Copy the data word for word from its start up to and including the line with "The hydraulic cylinder 35 is at (552, 211).", leaving the pictures out.
┌─ Data rows
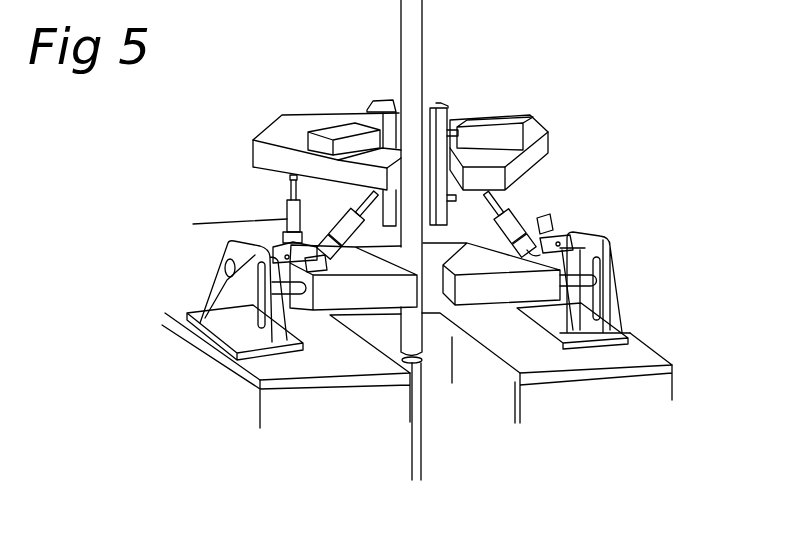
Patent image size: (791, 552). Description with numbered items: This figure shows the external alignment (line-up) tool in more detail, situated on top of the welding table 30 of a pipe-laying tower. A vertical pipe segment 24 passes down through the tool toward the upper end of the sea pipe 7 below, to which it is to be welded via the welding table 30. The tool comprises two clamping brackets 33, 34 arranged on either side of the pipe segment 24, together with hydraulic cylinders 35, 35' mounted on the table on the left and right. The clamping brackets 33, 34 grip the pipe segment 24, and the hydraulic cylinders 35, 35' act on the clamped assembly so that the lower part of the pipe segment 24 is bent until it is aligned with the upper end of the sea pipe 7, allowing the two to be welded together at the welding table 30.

The sea pipe 7 is at (413, 372).
The pipe segment 24 is at (412, 52).
The welding table 30 is at (648, 390).
The clamping bracket 33 is at (474, 112).
The clamping bracket 34 is at (367, 110).
The hydraulic cylinder 35 is at (552, 211).
The hydraulic cylinder 35' is at (285, 218).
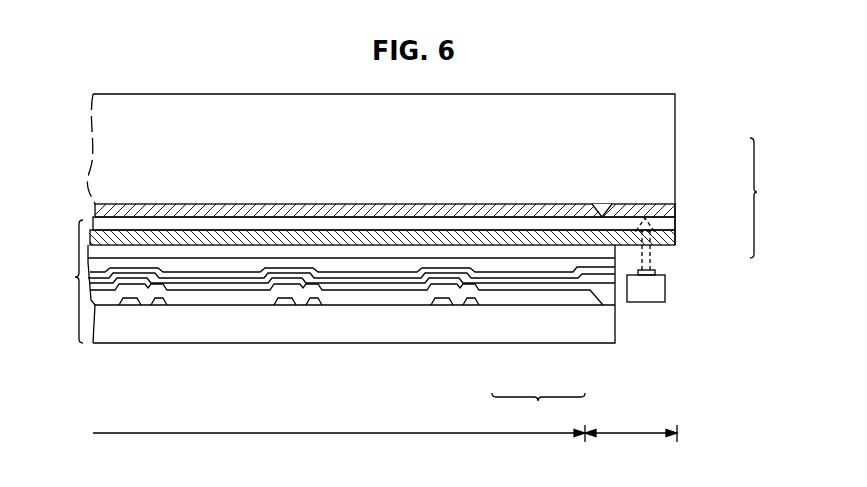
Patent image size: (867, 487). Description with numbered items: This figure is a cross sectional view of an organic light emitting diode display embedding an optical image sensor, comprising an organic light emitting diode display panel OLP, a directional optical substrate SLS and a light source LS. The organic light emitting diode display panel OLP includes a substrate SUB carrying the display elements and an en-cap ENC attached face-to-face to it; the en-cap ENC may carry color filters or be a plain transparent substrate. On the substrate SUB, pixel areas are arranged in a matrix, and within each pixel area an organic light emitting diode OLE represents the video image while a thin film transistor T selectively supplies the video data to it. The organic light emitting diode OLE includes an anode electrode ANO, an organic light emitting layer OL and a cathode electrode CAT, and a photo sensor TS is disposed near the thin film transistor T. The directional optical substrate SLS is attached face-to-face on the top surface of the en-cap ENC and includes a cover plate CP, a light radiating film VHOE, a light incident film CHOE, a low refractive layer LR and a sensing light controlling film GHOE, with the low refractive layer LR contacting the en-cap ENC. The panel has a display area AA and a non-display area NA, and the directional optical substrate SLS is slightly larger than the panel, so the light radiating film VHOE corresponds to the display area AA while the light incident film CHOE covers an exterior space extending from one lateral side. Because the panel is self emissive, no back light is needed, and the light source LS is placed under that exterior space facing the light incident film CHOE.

The cover plate CP is at (668, 143).
The light radiating film VHOE is at (592, 204).
The light incident film CHOE is at (670, 210).
The low refractive layer LR is at (668, 227).
The sensing light controlling film GHOE is at (678, 238).
The directional optical substrate SLS is at (768, 198).
The light source LS is at (665, 287).
The organic light emitting diode display panel OLP is at (61, 281).
The photo sensor TS is at (127, 300).
The thin film transistor T is at (159, 300).
The substrate SUB is at (212, 330).
The en-cap ENC is at (362, 252).
The anode electrode ANO is at (503, 290).
The organic light emitting layer OL is at (537, 283).
The cathode electrode CAT is at (562, 278).
The organic light emitting diode OLE is at (538, 407).
The display area AA is at (339, 442).
The non-display area NA is at (631, 440).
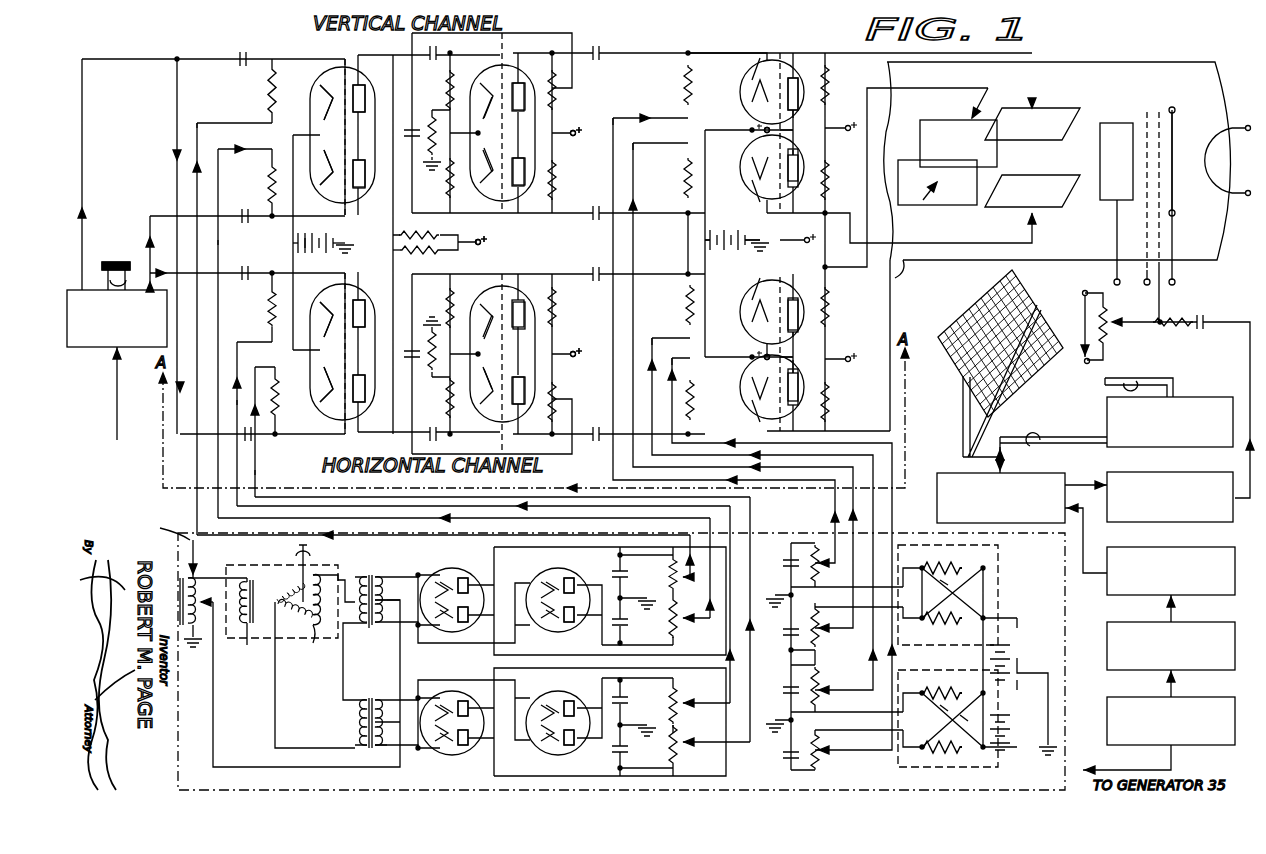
└─
> Completed task:
Patent image size: (791, 552). Description with numbered items: This figure shows the external alignment (line-up) tool in more detail, situated on top of the welding table 30 of a pipe-laying tower. A vertical pipe segment 24 passes down through the tool toward the upper end of the sea pipe 7 below, to which it is to be welded via the welding table 30. The tool comprises two clamping brackets 33, 34 arranged on either side of the pipe segment 24, together with hydraulic cylinders 35, 35' mounted on the table on the left and right. The clamping brackets 33, 34 grip the pipe segment 24, and the hydraulic cylinders 35, 35' act on the clamped assembly so that the lower part of the pipe segment 24 is bent until it is aligned with the upper end of the sea pipe 7, allowing the two to be welded together at the welding table 30.

The sea pipe 7 is at (413, 372).
The pipe segment 24 is at (412, 52).
The welding table 30 is at (648, 390).
The clamping bracket 33 is at (474, 112).
The clamping bracket 34 is at (367, 110).
The hydraulic cylinder 35 is at (552, 211).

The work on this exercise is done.